* **EXERCISE DESCRIPTION**
Check every line for the word "который" and give the number of lines where it occurs, nothing else.

(Dataset entries)
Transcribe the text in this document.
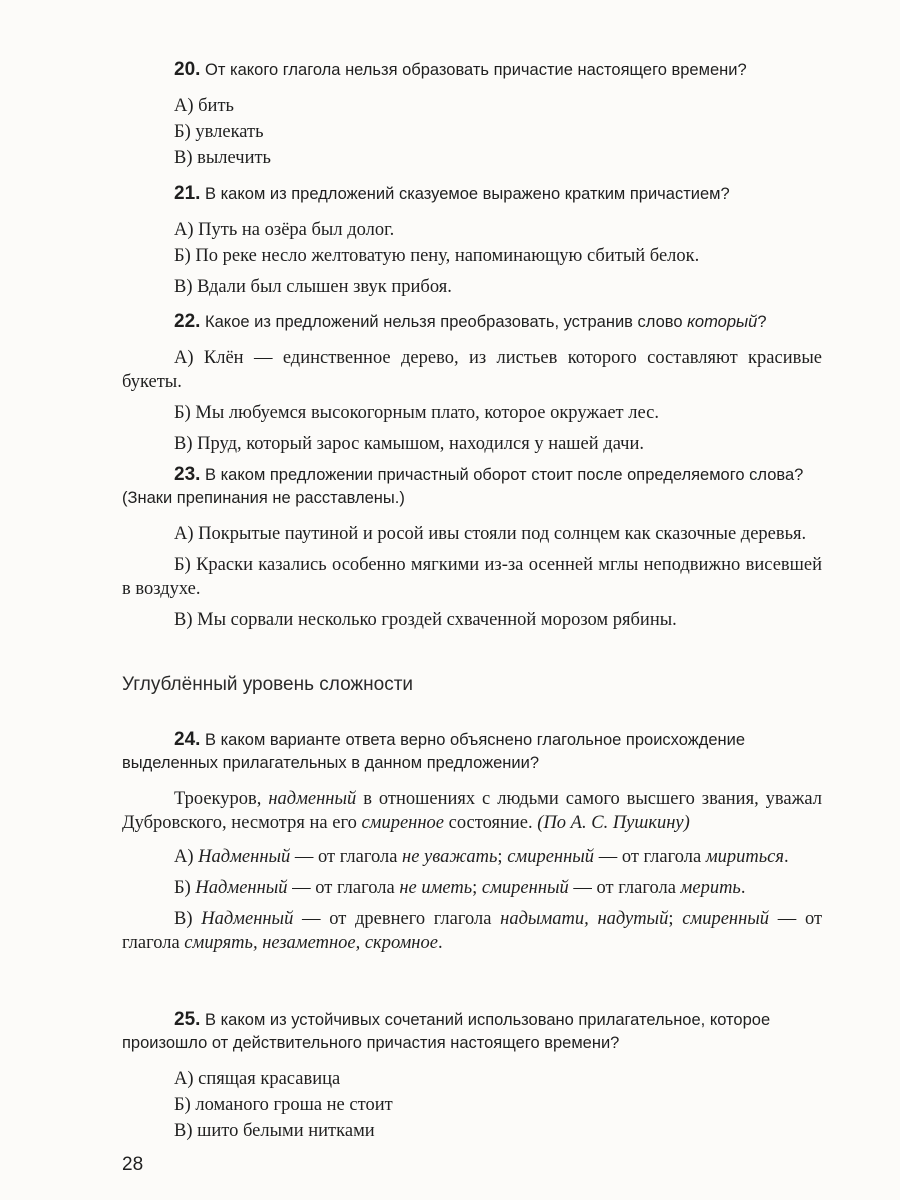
20. От какого глагола нельзя образовать причастие настоящего времени?

А) бить

Б) увлекать

В) вылечить

21. В каком из предложений сказуемое выражено кратким причастием?

А) Путь на озёра был долог.

Б) По реке несло желтоватую пену, напоминающую сбитый белок.

В) Вдали был слышен звук прибоя.

22. Какое из предложений нельзя преобразовать, устранив слово который?

А) Клён — единственное дерево, из листьев которого составляют красивые букеты.

Б) Мы любуемся высокогорным плато, которое окружает лес.

В) Пруд, который зарос камышом, находился у нашей дачи.

23. В каком предложении причастный оборот стоит после определяемого слова? (Знаки препинания не расставлены.)

А) Покрытые паутиной и росой ивы стояли под солнцем как сказочные деревья.

Б) Краски казались особенно мягкими из-за осенней мглы неподвижно висевшей в воздухе.

В) Мы сорвали несколько гроздей схваченной морозом рябины.

Углублённый уровень сложности

24. В каком варианте ответа верно объяснено глагольное происхождение выделенных прилагательных в данном предложении?

Троекуров, надменный в отношениях с людьми самого высшего звания, уважал Дубровского, несмотря на его смиренное состояние. (По А. С. Пушкину)

А) Надменный — от глагола не уважать; смиренный — от глагола мириться.

Б) Надменный — от глагола не иметь; смиренный — от глагола мерить.

В) Надменный — от древнего глагола надымати, надутый; смиренный — от глагола смирять, незаметное, скромное.

25. В каком из устойчивых сочетаний использовано прилагательное, которое произошло от действительного причастия настоящего времени?

А) спящая красавица

Б) ломаного гроша не стоит

В) шито белыми нитками

28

* **RESPONSE BELOW**
2